_Data entries_:
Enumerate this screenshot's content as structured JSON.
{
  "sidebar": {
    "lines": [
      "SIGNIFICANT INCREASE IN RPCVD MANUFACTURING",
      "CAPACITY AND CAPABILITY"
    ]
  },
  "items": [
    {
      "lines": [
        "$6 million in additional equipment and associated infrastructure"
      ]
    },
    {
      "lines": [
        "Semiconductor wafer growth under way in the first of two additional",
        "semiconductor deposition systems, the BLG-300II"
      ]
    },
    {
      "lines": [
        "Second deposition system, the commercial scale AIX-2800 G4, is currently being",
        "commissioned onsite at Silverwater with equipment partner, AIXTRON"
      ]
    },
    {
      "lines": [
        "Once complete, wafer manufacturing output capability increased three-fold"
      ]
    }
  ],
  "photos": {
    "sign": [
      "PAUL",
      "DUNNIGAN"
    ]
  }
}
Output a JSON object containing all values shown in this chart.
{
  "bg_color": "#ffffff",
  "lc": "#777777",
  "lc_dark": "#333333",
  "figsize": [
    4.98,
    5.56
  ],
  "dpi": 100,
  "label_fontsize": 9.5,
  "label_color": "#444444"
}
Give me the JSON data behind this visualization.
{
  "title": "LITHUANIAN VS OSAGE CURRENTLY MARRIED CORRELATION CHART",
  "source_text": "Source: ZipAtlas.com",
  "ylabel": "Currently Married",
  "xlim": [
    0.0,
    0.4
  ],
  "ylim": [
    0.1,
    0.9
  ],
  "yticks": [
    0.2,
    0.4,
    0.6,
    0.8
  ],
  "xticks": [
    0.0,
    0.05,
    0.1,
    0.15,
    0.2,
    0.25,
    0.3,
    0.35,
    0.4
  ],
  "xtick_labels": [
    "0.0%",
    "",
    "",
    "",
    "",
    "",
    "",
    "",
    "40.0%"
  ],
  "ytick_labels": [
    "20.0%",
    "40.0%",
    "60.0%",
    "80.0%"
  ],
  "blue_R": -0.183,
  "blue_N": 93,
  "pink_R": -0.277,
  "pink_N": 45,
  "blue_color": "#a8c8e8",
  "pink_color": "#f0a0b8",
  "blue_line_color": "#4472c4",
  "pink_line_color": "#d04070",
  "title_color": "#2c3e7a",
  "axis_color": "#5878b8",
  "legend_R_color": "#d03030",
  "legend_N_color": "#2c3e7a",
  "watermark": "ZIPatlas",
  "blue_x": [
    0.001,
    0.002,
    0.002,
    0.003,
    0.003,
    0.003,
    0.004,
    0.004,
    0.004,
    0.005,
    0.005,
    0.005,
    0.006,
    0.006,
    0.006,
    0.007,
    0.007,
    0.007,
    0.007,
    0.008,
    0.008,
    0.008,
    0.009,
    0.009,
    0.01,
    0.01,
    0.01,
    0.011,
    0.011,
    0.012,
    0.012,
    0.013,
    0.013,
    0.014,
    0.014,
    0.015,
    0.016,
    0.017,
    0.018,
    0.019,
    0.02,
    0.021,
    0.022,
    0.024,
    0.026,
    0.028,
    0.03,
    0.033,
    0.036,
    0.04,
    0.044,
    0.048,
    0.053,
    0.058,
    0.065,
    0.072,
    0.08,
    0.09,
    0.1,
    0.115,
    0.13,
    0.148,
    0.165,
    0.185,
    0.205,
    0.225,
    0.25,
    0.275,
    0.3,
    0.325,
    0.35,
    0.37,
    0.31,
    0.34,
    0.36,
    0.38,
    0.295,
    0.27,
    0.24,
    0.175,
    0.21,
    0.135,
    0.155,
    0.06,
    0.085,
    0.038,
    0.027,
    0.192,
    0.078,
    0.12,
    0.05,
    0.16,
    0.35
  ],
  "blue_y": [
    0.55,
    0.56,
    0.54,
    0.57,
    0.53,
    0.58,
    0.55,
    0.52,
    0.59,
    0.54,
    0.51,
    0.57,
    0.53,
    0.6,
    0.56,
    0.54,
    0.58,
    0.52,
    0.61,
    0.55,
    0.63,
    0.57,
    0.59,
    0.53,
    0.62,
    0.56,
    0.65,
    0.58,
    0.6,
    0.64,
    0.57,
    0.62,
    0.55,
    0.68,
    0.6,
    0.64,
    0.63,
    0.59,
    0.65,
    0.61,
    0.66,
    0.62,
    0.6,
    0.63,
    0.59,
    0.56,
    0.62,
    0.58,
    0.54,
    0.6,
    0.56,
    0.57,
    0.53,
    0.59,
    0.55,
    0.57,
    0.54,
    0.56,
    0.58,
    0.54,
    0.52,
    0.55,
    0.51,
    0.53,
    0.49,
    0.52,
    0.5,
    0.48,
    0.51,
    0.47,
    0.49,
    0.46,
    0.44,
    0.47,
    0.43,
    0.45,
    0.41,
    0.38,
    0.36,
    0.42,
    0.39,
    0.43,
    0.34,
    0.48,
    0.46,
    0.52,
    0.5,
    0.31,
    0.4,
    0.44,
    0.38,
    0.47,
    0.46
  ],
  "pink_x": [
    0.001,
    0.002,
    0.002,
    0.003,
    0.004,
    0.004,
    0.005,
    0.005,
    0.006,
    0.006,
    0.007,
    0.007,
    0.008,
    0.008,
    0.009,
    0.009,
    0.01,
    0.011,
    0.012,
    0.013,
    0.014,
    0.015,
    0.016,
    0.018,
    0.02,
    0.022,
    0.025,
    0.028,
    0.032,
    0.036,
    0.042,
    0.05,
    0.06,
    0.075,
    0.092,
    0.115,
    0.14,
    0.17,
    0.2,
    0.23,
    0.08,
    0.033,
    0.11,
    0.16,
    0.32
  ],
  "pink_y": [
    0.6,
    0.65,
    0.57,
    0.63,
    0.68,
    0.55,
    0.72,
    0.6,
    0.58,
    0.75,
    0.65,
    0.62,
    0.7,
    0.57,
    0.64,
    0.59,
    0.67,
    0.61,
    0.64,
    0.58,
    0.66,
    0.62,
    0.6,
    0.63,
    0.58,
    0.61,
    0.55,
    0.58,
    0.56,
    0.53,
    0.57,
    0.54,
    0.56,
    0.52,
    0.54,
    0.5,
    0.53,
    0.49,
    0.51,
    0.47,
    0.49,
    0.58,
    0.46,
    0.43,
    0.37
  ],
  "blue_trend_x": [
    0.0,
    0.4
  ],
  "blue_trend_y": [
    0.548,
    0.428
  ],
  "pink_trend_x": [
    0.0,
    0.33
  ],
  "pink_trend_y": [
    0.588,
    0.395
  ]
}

_Written instruction_: All of the lines above need to be given again exactly.

_Expected answer_:
Enumerate this screenshot's content as structured JSON.
{
  "sidebar": {
    "lines": [
      "SIGNIFICANT INCREASE IN RPCVD MANUFACTURING",
      "CAPACITY AND CAPABILITY"
    ]
  },
  "items": [
    {
      "lines": [
        "$6 million in additional equipment and associated infrastructure"
      ]
    },
    {
      "lines": [
        "Semiconductor wafer growth under way in the first of two additional",
        "semiconductor deposition systems, the BLG-300II"
      ]
    },
    {
      "lines": [
        "Second deposition system, the commercial scale AIX-2800 G4, is currently being",
        "commissioned onsite at Silverwater with equipment partner, AIXTRON"
      ]
    },
    {
      "lines": [
        "Once complete, wafer manufacturing output capability increased three-fold"
      ]
    }
  ],
  "photos": {
    "sign": [
      "PAUL",
      "DUNNIGAN"
    ]
  }
}
Output a JSON object containing all values shown in this chart.
{
  "bg_color": "#ffffff",
  "lc": "#777777",
  "lc_dark": "#333333",
  "figsize": [
    4.98,
    5.56
  ],
  "dpi": 100,
  "label_fontsize": 9.5,
  "label_color": "#444444"
}
Give me the JSON data behind this visualization.
{
  "title": "LITHUANIAN VS OSAGE CURRENTLY MARRIED CORRELATION CHART",
  "source_text": "Source: ZipAtlas.com",
  "ylabel": "Currently Married",
  "xlim": [
    0.0,
    0.4
  ],
  "ylim": [
    0.1,
    0.9
  ],
  "yticks": [
    0.2,
    0.4,
    0.6,
    0.8
  ],
  "xticks": [
    0.0,
    0.05,
    0.1,
    0.15,
    0.2,
    0.25,
    0.3,
    0.35,
    0.4
  ],
  "xtick_labels": [
    "0.0%",
    "",
    "",
    "",
    "",
    "",
    "",
    "",
    "40.0%"
  ],
  "ytick_labels": [
    "20.0%",
    "40.0%",
    "60.0%",
    "80.0%"
  ],
  "blue_R": -0.183,
  "blue_N": 93,
  "pink_R": -0.277,
  "pink_N": 45,
  "blue_color": "#a8c8e8",
  "pink_color": "#f0a0b8",
  "blue_line_color": "#4472c4",
  "pink_line_color": "#d04070",
  "title_color": "#2c3e7a",
  "axis_color": "#5878b8",
  "legend_R_color": "#d03030",
  "legend_N_color": "#2c3e7a",
  "watermark": "ZIPatlas",
  "blue_x": [
    0.001,
    0.002,
    0.002,
    0.003,
    0.003,
    0.003,
    0.004,
    0.004,
    0.004,
    0.005,
    0.005,
    0.005,
    0.006,
    0.006,
    0.006,
    0.007,
    0.007,
    0.007,
    0.007,
    0.008,
    0.008,
    0.008,
    0.009,
    0.009,
    0.01,
    0.01,
    0.01,
    0.011,
    0.011,
    0.012,
    0.012,
    0.013,
    0.013,
    0.014,
    0.014,
    0.015,
    0.016,
    0.017,
    0.018,
    0.019,
    0.02,
    0.021,
    0.022,
    0.024,
    0.026,
    0.028,
    0.03,
    0.033,
    0.036,
    0.04,
    0.044,
    0.048,
    0.053,
    0.058,
    0.065,
    0.072,
    0.08,
    0.09,
    0.1,
    0.115,
    0.13,
    0.148,
    0.165,
    0.185,
    0.205,
    0.225,
    0.25,
    0.275,
    0.3,
    0.325,
    0.35,
    0.37,
    0.31,
    0.34,
    0.36,
    0.38,
    0.295,
    0.27,
    0.24,
    0.175,
    0.21,
    0.135,
    0.155,
    0.06,
    0.085,
    0.038,
    0.027,
    0.192,
    0.078,
    0.12,
    0.05,
    0.16,
    0.35
  ],
  "blue_y": [
    0.55,
    0.56,
    0.54,
    0.57,
    0.53,
    0.58,
    0.55,
    0.52,
    0.59,
    0.54,
    0.51,
    0.57,
    0.53,
    0.6,
    0.56,
    0.54,
    0.58,
    0.52,
    0.61,
    0.55,
    0.63,
    0.57,
    0.59,
    0.53,
    0.62,
    0.56,
    0.65,
    0.58,
    0.6,
    0.64,
    0.57,
    0.62,
    0.55,
    0.68,
    0.6,
    0.64,
    0.63,
    0.59,
    0.65,
    0.61,
    0.66,
    0.62,
    0.6,
    0.63,
    0.59,
    0.56,
    0.62,
    0.58,
    0.54,
    0.6,
    0.56,
    0.57,
    0.53,
    0.59,
    0.55,
    0.57,
    0.54,
    0.56,
    0.58,
    0.54,
    0.52,
    0.55,
    0.51,
    0.53,
    0.49,
    0.52,
    0.5,
    0.48,
    0.51,
    0.47,
    0.49,
    0.46,
    0.44,
    0.47,
    0.43,
    0.45,
    0.41,
    0.38,
    0.36,
    0.42,
    0.39,
    0.43,
    0.34,
    0.48,
    0.46,
    0.52,
    0.5,
    0.31,
    0.4,
    0.44,
    0.38,
    0.47,
    0.46
  ],
  "pink_x": [
    0.001,
    0.002,
    0.002,
    0.003,
    0.004,
    0.004,
    0.005,
    0.005,
    0.006,
    0.006,
    0.007,
    0.007,
    0.008,
    0.008,
    0.009,
    0.009,
    0.01,
    0.011,
    0.012,
    0.013,
    0.014,
    0.015,
    0.016,
    0.018,
    0.02,
    0.022,
    0.025,
    0.028,
    0.032,
    0.036,
    0.042,
    0.05,
    0.06,
    0.075,
    0.092,
    0.115,
    0.14,
    0.17,
    0.2,
    0.23,
    0.08,
    0.033,
    0.11,
    0.16,
    0.32
  ],
  "pink_y": [
    0.6,
    0.65,
    0.57,
    0.63,
    0.68,
    0.55,
    0.72,
    0.6,
    0.58,
    0.75,
    0.65,
    0.62,
    0.7,
    0.57,
    0.64,
    0.59,
    0.67,
    0.61,
    0.64,
    0.58,
    0.66,
    0.62,
    0.6,
    0.63,
    0.58,
    0.61,
    0.55,
    0.58,
    0.56,
    0.53,
    0.57,
    0.54,
    0.56,
    0.52,
    0.54,
    0.5,
    0.53,
    0.49,
    0.51,
    0.47,
    0.49,
    0.58,
    0.46,
    0.43,
    0.37
  ],
  "blue_trend_x": [
    0.0,
    0.4
  ],
  "blue_trend_y": [
    0.548,
    0.428
  ],
  "pink_trend_x": [
    0.0,
    0.33
  ],
  "pink_trend_y": [
    0.588,
    0.395
  ]
}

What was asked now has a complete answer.